Count how many lines of the material below have the word "secondary" and give only the number.

__SUPPLIED MATERIAL__:
[start]

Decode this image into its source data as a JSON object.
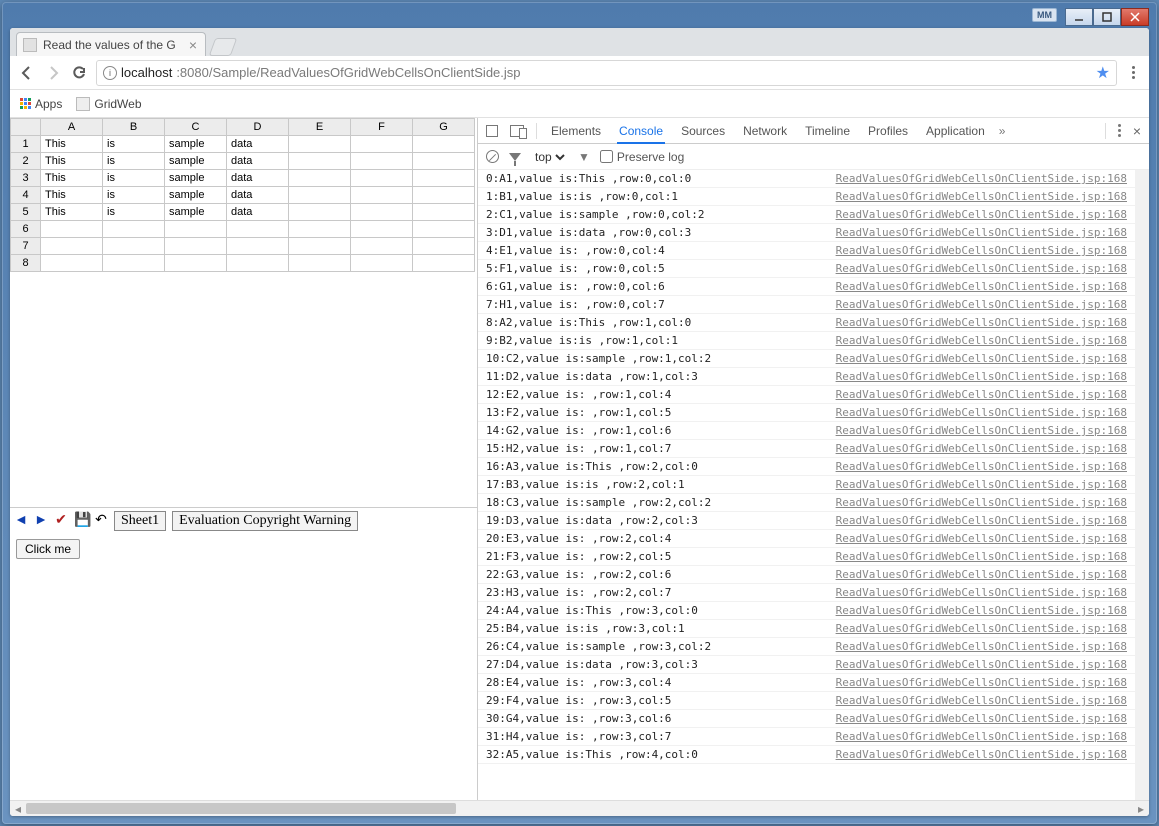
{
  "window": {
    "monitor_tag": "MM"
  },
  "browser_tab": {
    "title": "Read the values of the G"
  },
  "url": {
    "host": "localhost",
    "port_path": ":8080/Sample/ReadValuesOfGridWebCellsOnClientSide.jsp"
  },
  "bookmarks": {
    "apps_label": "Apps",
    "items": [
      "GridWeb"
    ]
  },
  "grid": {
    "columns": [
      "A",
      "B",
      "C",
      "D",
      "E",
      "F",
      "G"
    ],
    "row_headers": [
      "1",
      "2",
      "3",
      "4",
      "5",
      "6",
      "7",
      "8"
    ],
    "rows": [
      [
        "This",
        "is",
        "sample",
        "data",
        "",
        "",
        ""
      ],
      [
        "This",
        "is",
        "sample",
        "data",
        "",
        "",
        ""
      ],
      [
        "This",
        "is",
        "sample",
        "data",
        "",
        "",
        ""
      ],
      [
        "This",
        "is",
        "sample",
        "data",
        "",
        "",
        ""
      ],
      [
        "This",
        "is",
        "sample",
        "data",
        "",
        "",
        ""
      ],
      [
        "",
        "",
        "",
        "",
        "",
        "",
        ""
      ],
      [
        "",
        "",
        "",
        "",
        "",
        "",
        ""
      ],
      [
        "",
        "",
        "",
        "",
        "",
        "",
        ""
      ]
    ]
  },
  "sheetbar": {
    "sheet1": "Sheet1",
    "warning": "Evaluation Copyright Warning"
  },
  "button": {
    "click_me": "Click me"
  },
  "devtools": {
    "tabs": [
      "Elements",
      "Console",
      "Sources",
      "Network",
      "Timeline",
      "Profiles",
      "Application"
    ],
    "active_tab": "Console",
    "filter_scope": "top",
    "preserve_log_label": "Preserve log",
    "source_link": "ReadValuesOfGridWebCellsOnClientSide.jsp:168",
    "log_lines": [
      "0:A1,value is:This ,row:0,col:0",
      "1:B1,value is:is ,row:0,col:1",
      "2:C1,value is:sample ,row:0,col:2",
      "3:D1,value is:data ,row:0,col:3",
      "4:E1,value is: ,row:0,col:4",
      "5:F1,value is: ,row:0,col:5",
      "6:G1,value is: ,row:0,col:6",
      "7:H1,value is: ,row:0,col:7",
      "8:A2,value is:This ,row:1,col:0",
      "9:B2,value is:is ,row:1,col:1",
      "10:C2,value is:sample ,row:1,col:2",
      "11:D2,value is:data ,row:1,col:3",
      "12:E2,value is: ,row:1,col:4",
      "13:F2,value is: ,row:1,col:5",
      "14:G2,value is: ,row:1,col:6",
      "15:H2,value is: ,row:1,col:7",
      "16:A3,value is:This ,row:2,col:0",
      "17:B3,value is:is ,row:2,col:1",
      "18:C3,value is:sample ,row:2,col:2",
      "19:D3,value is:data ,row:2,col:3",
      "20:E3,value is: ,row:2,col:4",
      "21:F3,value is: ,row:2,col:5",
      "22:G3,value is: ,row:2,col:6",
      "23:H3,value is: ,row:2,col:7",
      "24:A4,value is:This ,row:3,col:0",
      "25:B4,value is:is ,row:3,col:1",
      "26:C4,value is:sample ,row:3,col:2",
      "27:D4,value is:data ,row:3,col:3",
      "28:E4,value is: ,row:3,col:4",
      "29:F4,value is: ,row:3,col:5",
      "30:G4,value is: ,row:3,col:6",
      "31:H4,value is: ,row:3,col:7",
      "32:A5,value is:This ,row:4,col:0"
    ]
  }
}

[end]
[start]

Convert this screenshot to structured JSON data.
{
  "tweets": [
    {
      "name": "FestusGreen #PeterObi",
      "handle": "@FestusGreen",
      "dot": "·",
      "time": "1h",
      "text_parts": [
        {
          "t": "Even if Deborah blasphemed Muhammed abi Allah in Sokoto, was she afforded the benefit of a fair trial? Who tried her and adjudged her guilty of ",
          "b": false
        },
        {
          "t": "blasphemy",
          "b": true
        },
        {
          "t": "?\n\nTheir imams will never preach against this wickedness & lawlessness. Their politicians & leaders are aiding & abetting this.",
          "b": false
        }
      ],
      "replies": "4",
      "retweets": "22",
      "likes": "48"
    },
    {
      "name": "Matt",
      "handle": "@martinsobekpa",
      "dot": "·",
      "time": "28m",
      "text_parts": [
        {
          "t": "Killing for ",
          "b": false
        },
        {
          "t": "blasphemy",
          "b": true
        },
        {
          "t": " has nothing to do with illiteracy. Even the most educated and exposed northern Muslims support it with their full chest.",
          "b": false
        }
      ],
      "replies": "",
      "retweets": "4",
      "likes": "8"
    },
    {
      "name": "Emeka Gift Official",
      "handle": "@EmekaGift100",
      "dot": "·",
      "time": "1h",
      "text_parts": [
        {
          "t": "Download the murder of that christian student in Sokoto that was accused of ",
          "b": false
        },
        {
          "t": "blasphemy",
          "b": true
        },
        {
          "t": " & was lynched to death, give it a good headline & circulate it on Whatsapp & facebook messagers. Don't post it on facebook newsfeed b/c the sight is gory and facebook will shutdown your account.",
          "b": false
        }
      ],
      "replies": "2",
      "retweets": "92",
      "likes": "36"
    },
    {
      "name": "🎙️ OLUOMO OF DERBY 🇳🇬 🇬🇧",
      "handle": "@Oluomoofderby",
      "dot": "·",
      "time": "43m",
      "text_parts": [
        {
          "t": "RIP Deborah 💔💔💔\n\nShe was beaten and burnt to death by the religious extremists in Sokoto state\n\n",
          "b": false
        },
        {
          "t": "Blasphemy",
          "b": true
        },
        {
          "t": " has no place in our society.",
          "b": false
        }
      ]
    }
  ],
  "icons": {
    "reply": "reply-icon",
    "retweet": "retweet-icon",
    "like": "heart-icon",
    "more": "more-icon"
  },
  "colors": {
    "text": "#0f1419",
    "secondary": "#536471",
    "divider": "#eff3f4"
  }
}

[end]
[start]

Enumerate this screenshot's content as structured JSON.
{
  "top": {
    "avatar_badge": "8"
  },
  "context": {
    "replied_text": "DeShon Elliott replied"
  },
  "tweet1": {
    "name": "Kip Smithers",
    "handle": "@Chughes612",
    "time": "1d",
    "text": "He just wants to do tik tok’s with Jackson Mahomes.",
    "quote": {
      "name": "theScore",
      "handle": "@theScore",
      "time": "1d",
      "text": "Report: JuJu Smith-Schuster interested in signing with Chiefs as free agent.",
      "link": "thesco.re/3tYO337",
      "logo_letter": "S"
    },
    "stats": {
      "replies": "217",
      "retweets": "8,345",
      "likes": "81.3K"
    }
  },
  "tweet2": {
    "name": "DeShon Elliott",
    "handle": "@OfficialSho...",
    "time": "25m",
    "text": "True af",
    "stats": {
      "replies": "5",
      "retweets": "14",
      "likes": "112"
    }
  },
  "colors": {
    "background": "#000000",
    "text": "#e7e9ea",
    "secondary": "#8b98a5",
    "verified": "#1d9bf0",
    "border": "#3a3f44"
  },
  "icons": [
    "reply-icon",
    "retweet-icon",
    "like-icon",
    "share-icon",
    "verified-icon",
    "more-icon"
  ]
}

[end]

__RIGHT ANSWER__:
2